What the task requires: Copy the stretch of items from the line containing "where is each" through the line containing "pin-dot <box>728 150 741 163</box>", both included, without changing anything. Leave the pictures out of your copy.

Supplied data:
*-*-*

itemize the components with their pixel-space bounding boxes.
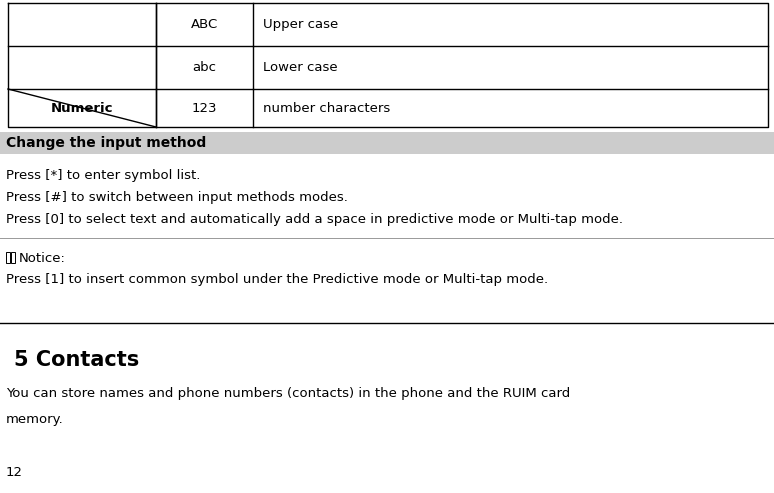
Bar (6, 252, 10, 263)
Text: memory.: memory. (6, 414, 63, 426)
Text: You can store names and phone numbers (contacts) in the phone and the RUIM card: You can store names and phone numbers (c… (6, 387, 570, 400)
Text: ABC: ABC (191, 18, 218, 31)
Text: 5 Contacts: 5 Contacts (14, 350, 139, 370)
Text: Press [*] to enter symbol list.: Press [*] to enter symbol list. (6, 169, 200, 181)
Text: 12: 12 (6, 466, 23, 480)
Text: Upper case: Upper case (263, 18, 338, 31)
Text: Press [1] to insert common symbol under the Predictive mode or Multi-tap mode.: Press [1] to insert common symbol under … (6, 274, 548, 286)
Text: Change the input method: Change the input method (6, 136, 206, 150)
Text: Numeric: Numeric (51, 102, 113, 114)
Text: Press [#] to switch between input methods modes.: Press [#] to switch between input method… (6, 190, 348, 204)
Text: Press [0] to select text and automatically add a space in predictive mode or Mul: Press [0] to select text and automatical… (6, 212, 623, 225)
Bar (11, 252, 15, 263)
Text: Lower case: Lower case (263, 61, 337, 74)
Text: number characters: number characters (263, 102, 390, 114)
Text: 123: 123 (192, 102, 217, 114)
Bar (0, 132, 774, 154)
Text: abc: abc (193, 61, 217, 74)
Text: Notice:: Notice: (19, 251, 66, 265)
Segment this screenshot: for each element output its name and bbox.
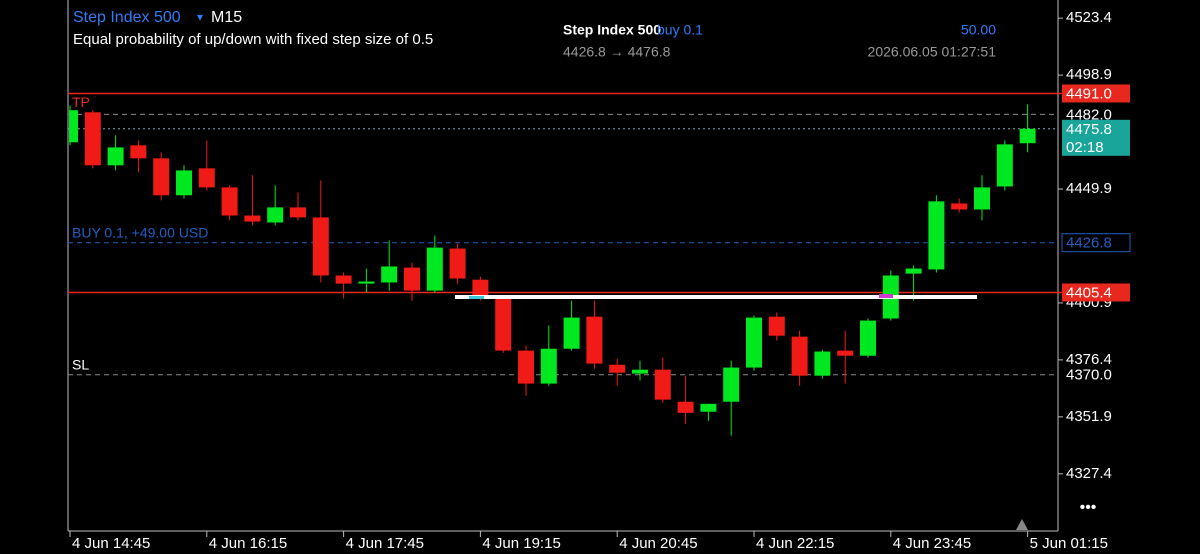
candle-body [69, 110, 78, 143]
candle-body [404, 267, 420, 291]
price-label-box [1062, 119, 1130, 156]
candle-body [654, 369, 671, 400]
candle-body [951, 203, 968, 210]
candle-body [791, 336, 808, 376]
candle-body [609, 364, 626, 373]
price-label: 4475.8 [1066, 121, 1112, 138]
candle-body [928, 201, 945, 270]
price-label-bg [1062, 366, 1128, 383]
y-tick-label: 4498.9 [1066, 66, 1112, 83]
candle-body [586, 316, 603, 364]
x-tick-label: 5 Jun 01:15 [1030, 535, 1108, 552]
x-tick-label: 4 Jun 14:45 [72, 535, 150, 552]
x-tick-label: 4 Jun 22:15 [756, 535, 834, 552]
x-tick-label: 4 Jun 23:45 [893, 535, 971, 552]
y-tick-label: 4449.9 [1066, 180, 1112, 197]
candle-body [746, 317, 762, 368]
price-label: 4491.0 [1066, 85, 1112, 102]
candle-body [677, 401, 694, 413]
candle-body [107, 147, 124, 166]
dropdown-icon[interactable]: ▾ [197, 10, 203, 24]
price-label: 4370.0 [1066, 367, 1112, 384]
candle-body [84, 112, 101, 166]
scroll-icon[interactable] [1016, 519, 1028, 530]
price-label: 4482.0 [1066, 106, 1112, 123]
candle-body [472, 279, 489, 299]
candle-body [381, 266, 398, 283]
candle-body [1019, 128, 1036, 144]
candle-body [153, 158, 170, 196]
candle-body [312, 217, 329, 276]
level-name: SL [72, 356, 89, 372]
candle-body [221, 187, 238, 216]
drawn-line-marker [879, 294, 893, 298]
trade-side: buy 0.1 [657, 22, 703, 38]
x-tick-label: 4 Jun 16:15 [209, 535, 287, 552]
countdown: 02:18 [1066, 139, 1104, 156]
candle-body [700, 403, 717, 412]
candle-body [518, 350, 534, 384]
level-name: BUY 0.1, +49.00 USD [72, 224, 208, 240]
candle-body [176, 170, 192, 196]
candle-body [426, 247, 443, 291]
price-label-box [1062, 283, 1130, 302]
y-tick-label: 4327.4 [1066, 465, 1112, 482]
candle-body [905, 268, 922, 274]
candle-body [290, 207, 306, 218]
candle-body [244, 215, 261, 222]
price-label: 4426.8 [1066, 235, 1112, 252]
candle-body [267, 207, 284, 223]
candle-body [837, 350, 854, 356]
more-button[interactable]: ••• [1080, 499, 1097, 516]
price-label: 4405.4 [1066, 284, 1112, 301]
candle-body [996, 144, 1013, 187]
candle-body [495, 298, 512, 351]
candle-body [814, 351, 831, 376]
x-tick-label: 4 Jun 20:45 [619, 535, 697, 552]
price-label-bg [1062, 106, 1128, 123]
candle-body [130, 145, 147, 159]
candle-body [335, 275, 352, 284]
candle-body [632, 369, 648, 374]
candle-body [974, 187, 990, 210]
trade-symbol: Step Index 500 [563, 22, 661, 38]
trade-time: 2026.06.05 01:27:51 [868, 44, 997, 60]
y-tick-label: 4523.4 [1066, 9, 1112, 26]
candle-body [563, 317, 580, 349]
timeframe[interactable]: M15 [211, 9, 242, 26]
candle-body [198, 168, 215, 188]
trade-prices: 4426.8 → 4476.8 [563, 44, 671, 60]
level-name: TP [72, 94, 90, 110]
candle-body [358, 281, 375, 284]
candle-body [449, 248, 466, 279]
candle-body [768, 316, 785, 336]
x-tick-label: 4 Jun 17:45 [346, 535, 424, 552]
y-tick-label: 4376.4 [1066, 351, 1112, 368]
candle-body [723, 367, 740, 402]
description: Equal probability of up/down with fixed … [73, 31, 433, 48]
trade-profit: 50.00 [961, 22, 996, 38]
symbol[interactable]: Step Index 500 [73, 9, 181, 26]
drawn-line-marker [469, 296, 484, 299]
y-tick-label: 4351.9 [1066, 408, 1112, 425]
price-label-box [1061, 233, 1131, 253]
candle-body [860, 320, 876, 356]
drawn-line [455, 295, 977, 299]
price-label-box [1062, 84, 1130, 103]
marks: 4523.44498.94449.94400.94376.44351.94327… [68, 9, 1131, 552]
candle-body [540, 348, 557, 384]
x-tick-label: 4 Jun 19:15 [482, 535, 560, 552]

*-*-*

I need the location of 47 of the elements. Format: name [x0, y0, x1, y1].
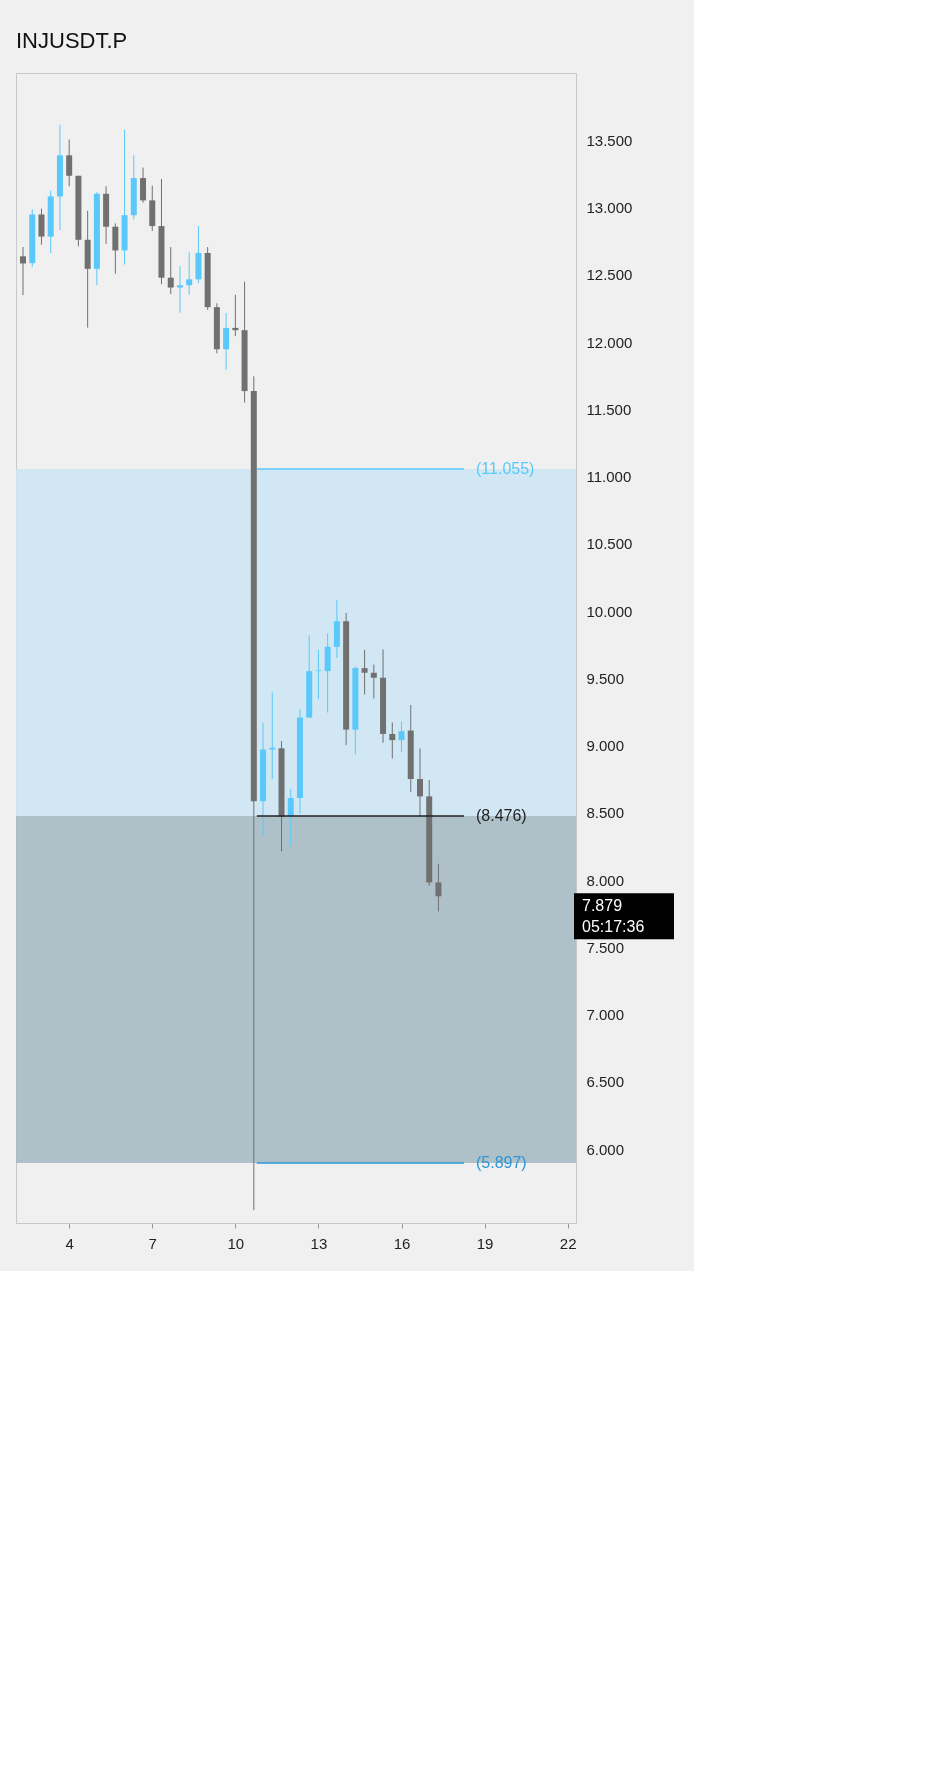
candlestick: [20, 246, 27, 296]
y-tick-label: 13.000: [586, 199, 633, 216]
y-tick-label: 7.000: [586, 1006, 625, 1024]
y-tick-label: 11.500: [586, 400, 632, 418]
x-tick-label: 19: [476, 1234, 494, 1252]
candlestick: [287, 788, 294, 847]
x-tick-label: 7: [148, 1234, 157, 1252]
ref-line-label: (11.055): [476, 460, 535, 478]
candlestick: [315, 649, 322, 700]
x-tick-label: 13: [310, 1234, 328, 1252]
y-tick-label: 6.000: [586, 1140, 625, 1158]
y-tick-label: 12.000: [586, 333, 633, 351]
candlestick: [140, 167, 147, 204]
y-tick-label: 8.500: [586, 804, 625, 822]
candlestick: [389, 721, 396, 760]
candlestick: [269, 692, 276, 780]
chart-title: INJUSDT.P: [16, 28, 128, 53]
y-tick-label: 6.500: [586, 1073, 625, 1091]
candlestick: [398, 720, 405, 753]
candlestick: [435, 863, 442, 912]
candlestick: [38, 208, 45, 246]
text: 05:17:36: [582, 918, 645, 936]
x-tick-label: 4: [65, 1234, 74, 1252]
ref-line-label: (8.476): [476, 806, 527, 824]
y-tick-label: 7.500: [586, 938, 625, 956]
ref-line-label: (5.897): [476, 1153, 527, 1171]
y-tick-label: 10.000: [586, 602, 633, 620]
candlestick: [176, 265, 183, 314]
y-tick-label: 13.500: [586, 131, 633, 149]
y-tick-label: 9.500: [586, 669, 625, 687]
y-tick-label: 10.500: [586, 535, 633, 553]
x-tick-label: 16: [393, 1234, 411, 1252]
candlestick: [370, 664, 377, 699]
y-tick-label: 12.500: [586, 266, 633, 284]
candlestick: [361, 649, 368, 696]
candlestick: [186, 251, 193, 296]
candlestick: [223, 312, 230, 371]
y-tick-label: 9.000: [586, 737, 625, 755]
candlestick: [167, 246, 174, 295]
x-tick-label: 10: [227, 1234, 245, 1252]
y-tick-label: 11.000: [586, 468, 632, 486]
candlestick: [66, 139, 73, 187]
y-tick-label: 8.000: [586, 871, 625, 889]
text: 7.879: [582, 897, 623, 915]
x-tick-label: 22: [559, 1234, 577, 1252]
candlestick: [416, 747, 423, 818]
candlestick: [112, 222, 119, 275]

*-*-*

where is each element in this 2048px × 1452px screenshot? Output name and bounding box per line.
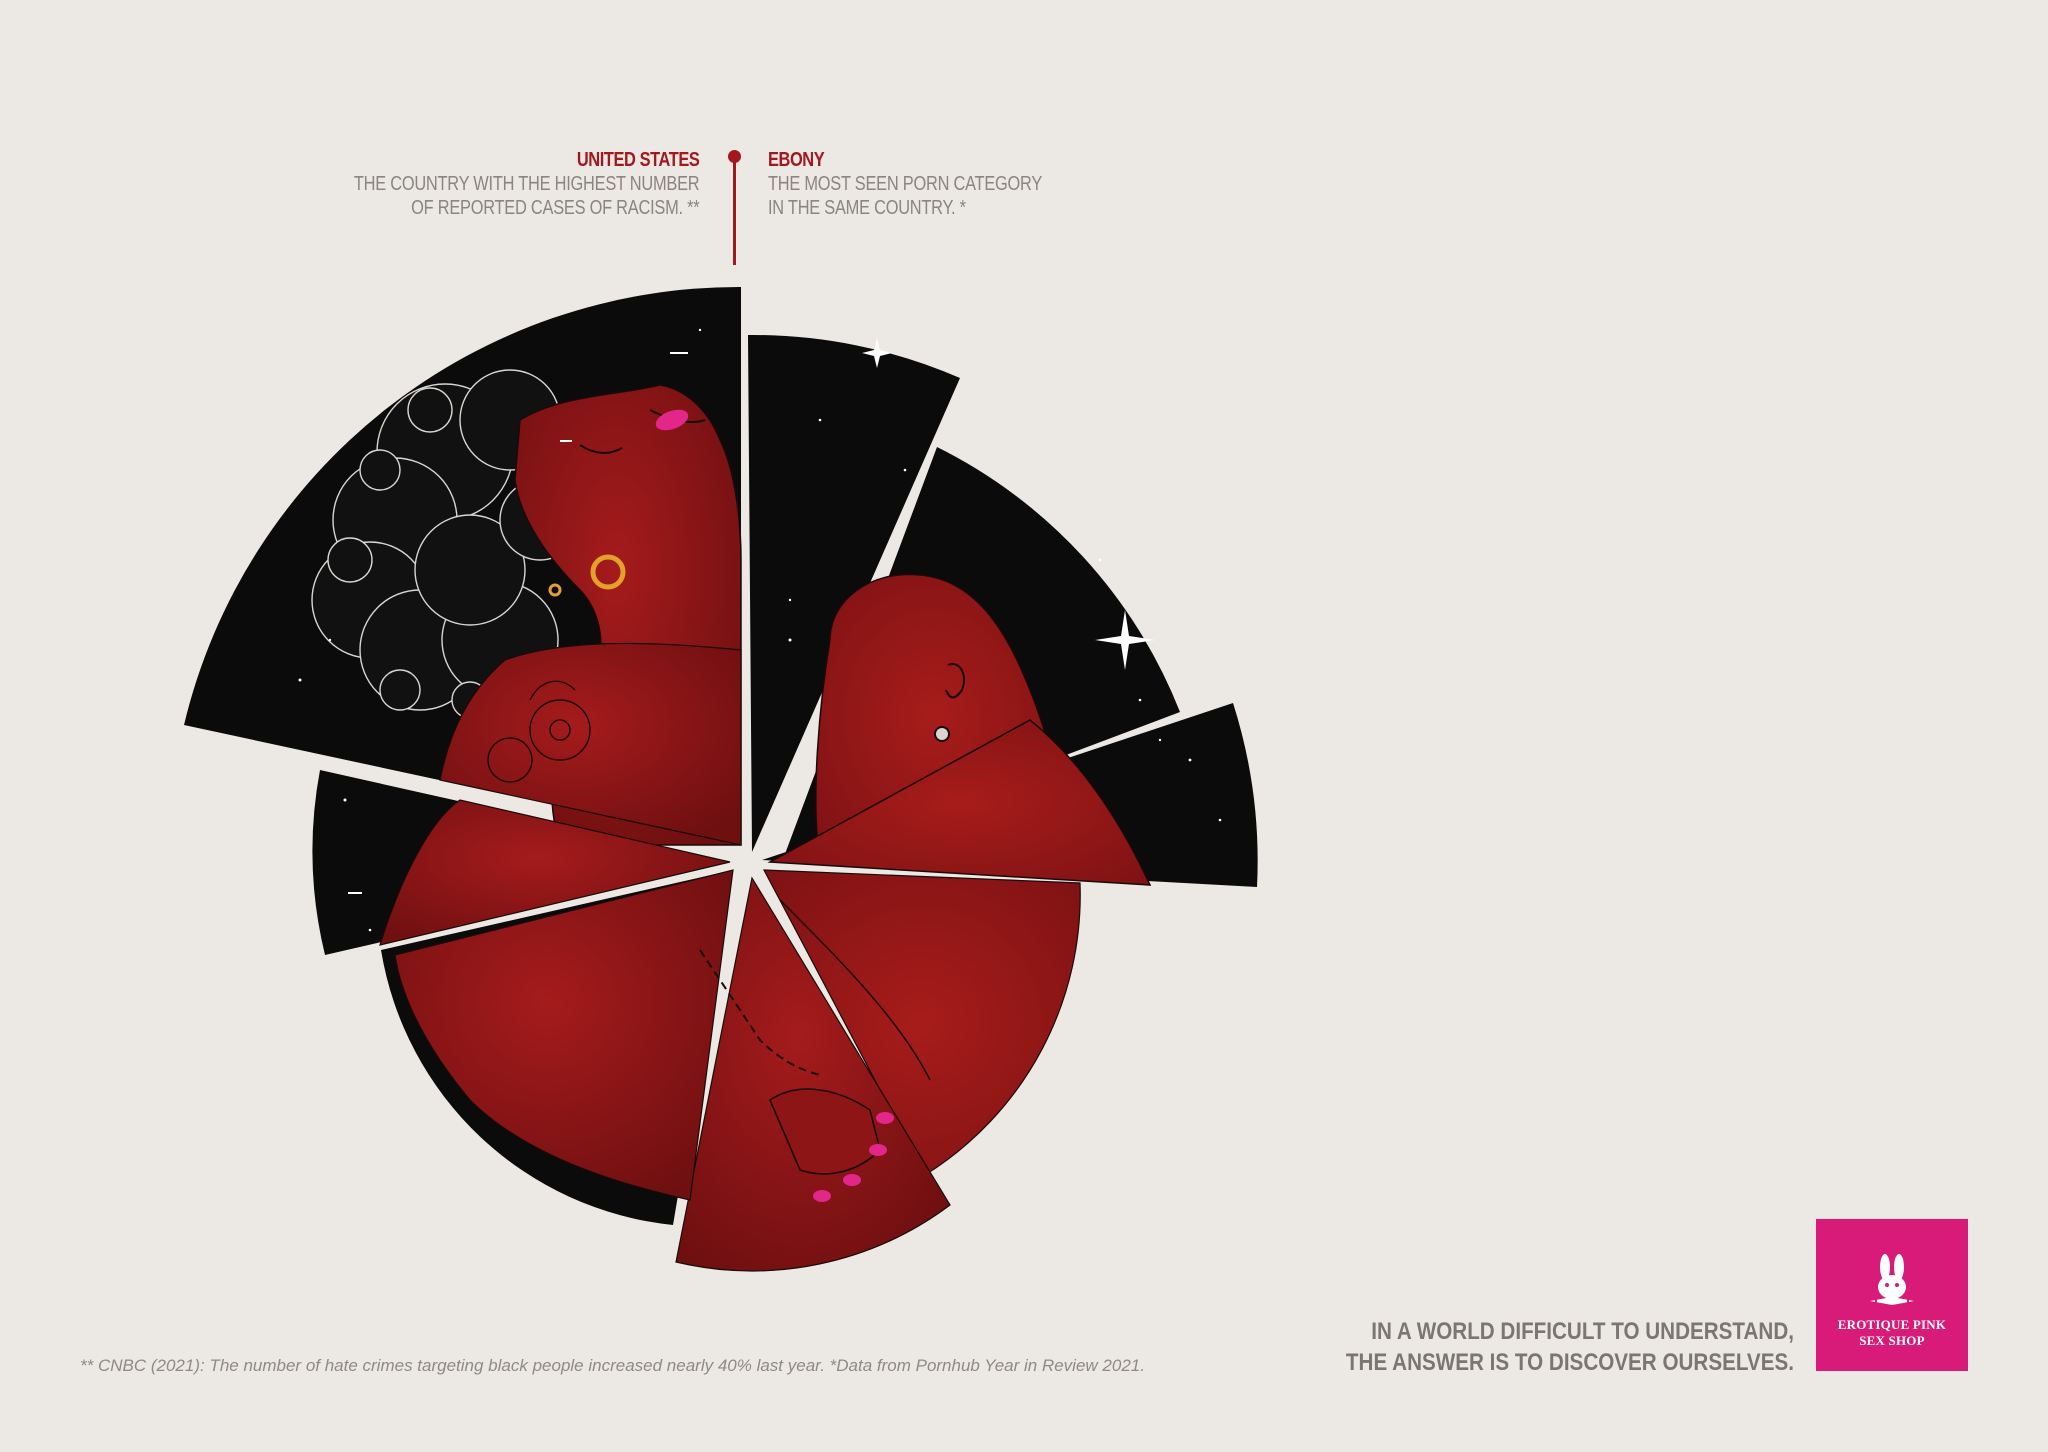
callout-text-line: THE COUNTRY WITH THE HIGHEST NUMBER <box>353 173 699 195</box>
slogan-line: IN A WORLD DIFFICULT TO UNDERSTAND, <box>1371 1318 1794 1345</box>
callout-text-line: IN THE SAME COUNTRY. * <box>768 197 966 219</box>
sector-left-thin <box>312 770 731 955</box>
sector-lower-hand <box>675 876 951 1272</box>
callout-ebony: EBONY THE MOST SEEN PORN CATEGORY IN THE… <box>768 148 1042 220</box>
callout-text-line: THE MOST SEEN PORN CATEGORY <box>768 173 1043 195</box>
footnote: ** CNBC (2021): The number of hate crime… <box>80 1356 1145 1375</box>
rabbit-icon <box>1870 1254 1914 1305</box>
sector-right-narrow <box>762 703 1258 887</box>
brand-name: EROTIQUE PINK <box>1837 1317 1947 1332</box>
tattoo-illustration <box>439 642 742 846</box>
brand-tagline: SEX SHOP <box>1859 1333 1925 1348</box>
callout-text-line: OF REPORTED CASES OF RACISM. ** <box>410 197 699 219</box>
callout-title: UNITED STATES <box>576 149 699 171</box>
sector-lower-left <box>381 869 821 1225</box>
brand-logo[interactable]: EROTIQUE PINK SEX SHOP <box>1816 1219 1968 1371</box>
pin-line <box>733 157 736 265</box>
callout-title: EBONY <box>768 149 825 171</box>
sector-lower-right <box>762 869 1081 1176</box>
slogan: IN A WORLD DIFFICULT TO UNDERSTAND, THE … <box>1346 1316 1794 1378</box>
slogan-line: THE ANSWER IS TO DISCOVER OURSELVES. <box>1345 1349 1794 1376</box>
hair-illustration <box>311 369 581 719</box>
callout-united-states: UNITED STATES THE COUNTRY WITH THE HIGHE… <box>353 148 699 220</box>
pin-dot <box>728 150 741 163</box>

*-*-*

Right answer:
where is each element in this 2048px × 1452px screenshot? Output name and bounding box per line.
callout-text-line: THE COUNTRY WITH THE HIGHEST NUMBER <box>353 173 699 195</box>
slogan-line: IN A WORLD DIFFICULT TO UNDERSTAND, <box>1371 1318 1794 1345</box>
callout-text-line: IN THE SAME COUNTRY. * <box>768 197 966 219</box>
sector-left-thin <box>312 770 731 955</box>
sector-lower-hand <box>675 876 951 1272</box>
callout-ebony: EBONY THE MOST SEEN PORN CATEGORY IN THE… <box>768 148 1042 220</box>
callout-text-line: THE MOST SEEN PORN CATEGORY <box>768 173 1043 195</box>
footnote: ** CNBC (2021): The number of hate crime… <box>80 1356 1145 1375</box>
rabbit-icon <box>1870 1254 1914 1305</box>
sector-right-narrow <box>762 703 1258 887</box>
brand-name: EROTIQUE PINK <box>1837 1317 1947 1332</box>
tattoo-illustration <box>439 642 742 846</box>
brand-tagline: SEX SHOP <box>1859 1333 1925 1348</box>
callout-text-line: OF REPORTED CASES OF RACISM. ** <box>410 197 699 219</box>
callout-title: UNITED STATES <box>576 149 699 171</box>
sector-lower-left <box>381 869 821 1225</box>
brand-logo[interactable]: EROTIQUE PINK SEX SHOP <box>1816 1219 1968 1371</box>
pin-line <box>733 157 736 265</box>
callout-title: EBONY <box>768 149 825 171</box>
sector-lower-right <box>762 869 1081 1176</box>
slogan: IN A WORLD DIFFICULT TO UNDERSTAND, THE … <box>1346 1316 1794 1378</box>
slogan-line: THE ANSWER IS TO DISCOVER OURSELVES. <box>1345 1349 1794 1376</box>
hair-illustration <box>311 369 581 719</box>
callout-united-states: UNITED STATES THE COUNTRY WITH THE HIGHE… <box>353 148 699 220</box>
pin-dot <box>728 150 741 163</box>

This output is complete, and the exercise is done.